• Exercise instructions: Each record below should appear again exactly as written.

• Raw records:
::::::::

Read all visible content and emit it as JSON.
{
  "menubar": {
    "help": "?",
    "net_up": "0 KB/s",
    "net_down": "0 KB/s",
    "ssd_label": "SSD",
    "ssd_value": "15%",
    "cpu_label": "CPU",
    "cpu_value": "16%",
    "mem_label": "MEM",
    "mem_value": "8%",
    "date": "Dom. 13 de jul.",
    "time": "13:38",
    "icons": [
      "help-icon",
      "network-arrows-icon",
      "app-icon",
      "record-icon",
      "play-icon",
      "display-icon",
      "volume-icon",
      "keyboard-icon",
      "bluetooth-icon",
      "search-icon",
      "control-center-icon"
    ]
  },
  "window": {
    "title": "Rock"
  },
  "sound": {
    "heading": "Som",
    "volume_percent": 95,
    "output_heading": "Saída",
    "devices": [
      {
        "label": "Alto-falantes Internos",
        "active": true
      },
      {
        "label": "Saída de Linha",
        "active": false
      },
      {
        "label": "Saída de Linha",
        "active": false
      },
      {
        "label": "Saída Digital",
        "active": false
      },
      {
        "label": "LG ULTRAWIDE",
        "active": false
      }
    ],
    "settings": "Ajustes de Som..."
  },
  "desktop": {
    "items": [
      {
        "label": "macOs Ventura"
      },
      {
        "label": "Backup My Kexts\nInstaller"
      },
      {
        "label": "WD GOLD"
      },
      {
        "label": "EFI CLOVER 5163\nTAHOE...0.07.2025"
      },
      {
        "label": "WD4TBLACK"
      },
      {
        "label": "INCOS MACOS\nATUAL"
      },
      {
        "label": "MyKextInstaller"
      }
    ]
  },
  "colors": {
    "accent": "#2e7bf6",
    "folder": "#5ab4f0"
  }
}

::::::::

• Solution below:
Read all visible content and emit it as JSON.
{
  "menubar": {
    "help": "?",
    "net_up": "0 KB/s",
    "net_down": "0 KB/s",
    "ssd_label": "SSD",
    "ssd_value": "15%",
    "cpu_label": "CPU",
    "cpu_value": "16%",
    "mem_label": "MEM",
    "mem_value": "8%",
    "date": "Dom. 13 de jul.",
    "time": "13:38",
    "icons": [
      "help-icon",
      "network-arrows-icon",
      "app-icon",
      "record-icon",
      "play-icon",
      "display-icon",
      "volume-icon",
      "keyboard-icon",
      "bluetooth-icon",
      "search-icon",
      "control-center-icon"
    ]
  },
  "window": {
    "title": "Rock"
  },
  "sound": {
    "heading": "Som",
    "volume_percent": 95,
    "output_heading": "Saída",
    "devices": [
      {
        "label": "Alto-falantes Internos",
        "active": true
      },
      {
        "label": "Saída de Linha",
        "active": false
      },
      {
        "label": "Saída de Linha",
        "active": false
      },
      {
        "label": "Saída Digital",
        "active": false
      },
      {
        "label": "LG ULTRAWIDE",
        "active": false
      }
    ],
    "settings": "Ajustes de Som..."
  },
  "desktop": {
    "items": [
      {
        "label": "macOs Ventura"
      },
      {
        "label": "Backup My Kexts\nInstaller"
      },
      {
        "label": "WD GOLD"
      },
      {
        "label": "EFI CLOVER 5163\nTAHOE...0.07.2025"
      },
      {
        "label": "WD4TBLACK"
      },
      {
        "label": "INCOS MACOS\nATUAL"
      },
      {
        "label": "MyKextInstaller"
      }
    ]
  },
  "colors": {
    "accent": "#2e7bf6",
    "folder": "#5ab4f0"
  }
}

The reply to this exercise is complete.